Task prompt = Counting only the lines below that contain the word "théorique", what is the total? Give it with no other words.

Data extracts =
--

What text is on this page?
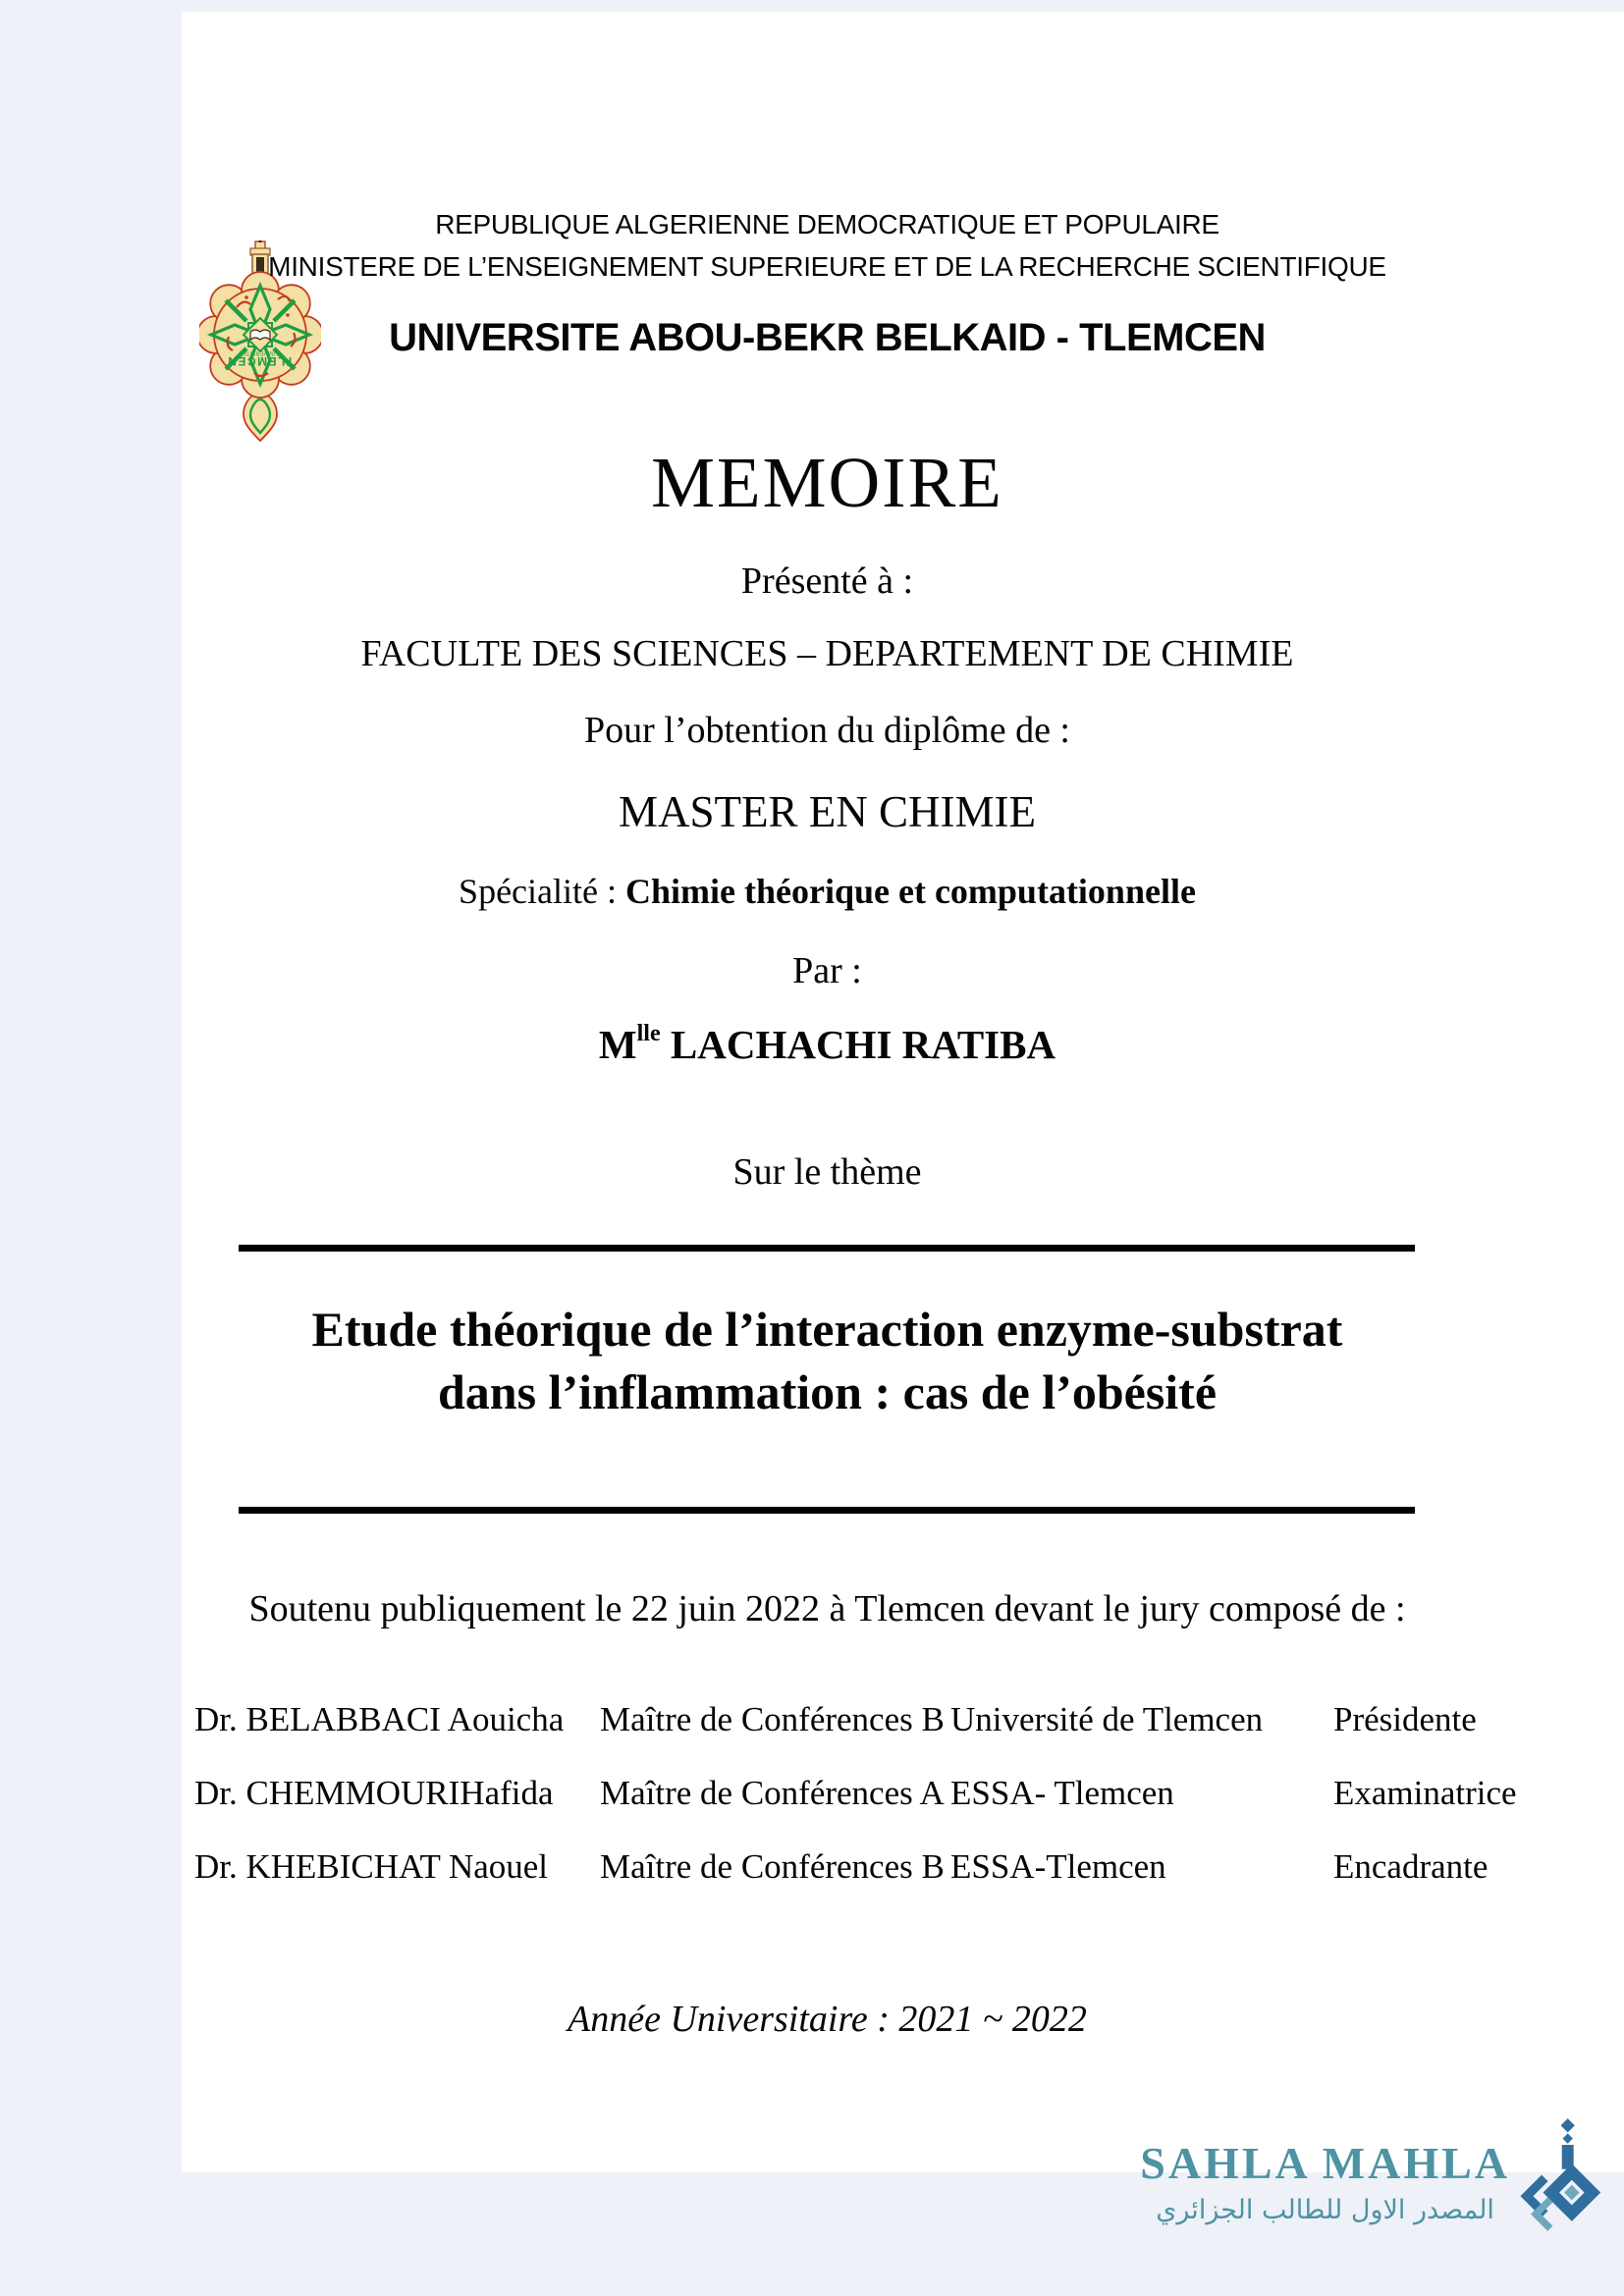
UNIVERSITE
TLEMCEN
REPUBLIQUE ALGERIENNE DEMOCRATIQUE ET POPULAIRE
MINISTERE DE L’ENSEIGNEMENT SUPERIEURE ET DE LA RECHERCHE SCIENTIFIQUE
UNIVERSITE ABOU-BEKR BELKAID - TLEMCEN
MEMOIRE
Présenté à :
FACULTE DES SCIENCES – DEPARTEMENT DE CHIMIE
Pour l’obtention du diplôme de :
MASTER EN CHIMIE
Spécialité : Chimie théorique et computationnelle
Par :
$M^{lle}$ LACHACHI RATIBA
Sur le thème
Etude théorique de l’interaction enzyme-substrat
dans l’inflammation : cas de l’obésité
Soutenu publiquement le 22 juin 2022 à Tlemcen devant le jury composé de :
Dr. BELABBACI Aouicha	Maître de Conférences B Université de Tlemcen	Présidente
Dr. CHEMMOURIHafida	Maître de Conférences A ESSA- Tlemcen	Examinatrice
Dr. KHEBICHAT Naouel	Maître de Conférences B ESSA-Tlemcen	Encadrante
Année Universitaire : 2021 ~ 2022
SAHLA MAHLA
المصدر الاول للطالب الجزائري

--

Finished task = 2